Would you pull out every line of the material that contains the string "ylabel"?

— Start RECORDS SUPPLIED —

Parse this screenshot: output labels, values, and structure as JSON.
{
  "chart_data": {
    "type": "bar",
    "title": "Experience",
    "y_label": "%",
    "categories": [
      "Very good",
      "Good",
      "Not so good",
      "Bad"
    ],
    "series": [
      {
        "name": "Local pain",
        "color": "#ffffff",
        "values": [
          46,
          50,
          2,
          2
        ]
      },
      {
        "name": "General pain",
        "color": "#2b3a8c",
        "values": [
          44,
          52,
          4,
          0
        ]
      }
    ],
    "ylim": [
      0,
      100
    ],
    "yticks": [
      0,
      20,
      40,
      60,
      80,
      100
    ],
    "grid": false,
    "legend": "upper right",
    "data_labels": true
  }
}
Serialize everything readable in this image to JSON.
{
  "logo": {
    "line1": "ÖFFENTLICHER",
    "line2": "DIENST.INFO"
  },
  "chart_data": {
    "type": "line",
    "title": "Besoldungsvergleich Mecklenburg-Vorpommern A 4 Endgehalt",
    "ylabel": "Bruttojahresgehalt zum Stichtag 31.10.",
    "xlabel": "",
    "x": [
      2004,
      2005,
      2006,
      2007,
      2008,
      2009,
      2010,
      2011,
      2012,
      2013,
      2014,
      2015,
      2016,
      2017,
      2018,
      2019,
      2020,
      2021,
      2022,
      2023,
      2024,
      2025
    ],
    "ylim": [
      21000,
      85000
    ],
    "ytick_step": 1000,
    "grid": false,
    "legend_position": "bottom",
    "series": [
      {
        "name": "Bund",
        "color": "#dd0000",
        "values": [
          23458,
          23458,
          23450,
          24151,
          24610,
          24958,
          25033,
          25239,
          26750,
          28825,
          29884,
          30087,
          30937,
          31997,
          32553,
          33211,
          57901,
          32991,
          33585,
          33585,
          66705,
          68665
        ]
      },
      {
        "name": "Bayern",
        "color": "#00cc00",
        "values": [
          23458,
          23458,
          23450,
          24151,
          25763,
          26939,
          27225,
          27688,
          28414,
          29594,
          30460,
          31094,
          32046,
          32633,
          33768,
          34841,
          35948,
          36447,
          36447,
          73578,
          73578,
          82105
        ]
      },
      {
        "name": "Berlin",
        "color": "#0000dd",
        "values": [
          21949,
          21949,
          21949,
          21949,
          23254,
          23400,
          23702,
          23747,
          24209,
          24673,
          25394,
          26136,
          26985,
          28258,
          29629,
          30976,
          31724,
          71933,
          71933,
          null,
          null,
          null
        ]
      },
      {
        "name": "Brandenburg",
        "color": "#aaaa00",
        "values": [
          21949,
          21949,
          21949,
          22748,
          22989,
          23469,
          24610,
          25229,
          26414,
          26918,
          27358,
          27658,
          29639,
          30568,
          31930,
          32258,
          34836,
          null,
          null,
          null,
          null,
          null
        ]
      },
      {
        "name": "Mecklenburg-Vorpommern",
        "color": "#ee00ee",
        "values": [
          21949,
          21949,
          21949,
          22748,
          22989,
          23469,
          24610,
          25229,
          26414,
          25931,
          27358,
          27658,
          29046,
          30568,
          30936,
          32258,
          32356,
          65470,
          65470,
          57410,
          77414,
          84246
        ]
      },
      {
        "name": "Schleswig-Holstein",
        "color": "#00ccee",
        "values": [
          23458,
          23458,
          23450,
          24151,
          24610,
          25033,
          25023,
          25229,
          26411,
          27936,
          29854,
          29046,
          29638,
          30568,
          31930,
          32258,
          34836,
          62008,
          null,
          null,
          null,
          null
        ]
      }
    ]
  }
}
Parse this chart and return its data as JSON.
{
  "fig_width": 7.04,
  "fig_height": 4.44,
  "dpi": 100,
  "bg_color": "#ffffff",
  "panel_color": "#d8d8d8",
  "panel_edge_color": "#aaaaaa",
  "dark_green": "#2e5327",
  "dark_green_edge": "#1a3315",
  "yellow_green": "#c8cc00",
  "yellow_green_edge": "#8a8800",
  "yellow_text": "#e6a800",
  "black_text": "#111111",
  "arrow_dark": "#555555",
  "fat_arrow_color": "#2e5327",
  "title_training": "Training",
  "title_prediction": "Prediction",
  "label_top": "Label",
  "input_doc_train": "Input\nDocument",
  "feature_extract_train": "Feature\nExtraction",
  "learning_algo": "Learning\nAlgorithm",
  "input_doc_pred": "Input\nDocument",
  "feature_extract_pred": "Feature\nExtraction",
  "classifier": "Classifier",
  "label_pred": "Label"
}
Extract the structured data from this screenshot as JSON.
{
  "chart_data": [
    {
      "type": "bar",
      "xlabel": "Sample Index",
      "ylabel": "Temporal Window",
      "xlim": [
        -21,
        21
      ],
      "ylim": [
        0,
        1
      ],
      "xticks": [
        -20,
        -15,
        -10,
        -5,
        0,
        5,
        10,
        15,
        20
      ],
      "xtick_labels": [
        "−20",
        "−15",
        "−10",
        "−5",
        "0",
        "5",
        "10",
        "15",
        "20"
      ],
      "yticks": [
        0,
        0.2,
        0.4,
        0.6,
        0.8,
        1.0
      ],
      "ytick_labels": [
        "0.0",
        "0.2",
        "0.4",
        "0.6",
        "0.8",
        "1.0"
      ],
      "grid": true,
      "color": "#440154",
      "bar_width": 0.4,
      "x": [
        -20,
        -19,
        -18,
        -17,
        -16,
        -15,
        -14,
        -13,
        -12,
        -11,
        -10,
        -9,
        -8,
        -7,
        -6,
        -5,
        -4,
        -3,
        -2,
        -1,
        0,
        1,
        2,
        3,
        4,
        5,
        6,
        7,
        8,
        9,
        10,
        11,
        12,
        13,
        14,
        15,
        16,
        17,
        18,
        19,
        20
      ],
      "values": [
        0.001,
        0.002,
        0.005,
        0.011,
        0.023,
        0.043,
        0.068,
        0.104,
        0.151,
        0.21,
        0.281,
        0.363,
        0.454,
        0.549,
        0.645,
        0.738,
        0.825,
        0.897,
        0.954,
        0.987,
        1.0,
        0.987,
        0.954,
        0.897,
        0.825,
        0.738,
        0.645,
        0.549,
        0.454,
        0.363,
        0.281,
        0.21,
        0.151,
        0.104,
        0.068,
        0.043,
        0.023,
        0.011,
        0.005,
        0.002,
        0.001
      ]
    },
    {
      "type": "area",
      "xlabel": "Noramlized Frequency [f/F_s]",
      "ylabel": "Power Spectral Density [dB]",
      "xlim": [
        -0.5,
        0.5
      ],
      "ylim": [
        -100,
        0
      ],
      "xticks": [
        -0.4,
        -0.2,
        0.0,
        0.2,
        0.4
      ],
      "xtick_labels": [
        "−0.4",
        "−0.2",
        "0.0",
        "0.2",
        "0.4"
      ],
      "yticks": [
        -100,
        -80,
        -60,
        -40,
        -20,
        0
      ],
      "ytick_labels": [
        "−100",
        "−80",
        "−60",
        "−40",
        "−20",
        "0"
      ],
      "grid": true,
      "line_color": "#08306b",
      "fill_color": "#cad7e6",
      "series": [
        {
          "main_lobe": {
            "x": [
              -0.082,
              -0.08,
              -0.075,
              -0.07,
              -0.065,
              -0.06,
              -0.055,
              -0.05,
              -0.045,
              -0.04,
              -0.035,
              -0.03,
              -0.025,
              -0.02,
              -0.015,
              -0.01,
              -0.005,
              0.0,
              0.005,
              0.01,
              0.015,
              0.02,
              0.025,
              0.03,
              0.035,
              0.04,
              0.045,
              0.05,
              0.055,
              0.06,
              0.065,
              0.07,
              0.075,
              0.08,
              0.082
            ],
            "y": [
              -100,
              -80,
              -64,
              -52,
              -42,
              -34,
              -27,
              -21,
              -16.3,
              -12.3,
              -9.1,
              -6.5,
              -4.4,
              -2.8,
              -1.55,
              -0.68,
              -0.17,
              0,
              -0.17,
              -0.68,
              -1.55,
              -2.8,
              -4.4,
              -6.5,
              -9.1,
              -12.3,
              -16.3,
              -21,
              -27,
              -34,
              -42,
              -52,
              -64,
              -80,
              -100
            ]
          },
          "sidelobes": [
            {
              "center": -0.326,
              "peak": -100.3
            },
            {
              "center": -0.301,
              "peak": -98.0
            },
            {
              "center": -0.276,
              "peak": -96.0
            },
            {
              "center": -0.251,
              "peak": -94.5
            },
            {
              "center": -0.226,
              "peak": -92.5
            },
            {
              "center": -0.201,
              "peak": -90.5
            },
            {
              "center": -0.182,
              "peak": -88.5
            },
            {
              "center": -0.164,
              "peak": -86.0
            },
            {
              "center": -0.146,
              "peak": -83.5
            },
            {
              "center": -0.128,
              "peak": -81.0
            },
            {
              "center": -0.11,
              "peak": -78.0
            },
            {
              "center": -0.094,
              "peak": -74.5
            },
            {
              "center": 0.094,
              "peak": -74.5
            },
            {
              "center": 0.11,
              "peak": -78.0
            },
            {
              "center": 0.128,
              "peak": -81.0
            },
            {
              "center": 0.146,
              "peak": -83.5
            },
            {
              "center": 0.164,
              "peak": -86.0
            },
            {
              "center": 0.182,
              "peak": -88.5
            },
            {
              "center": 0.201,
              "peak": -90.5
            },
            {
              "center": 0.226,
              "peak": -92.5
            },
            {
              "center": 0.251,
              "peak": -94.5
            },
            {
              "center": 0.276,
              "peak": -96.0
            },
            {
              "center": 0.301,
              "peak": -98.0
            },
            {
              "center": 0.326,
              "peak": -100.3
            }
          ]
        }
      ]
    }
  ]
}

— End RECORDS SUPPLIED —

▸ **EXERCISE ANSWER**:
    "ylabel": "Bruttojahresgehalt zum Stichtag 31.10.",
      "ylabel": "Temporal Window",
      "ylabel": "Power Spectral Density [dB]",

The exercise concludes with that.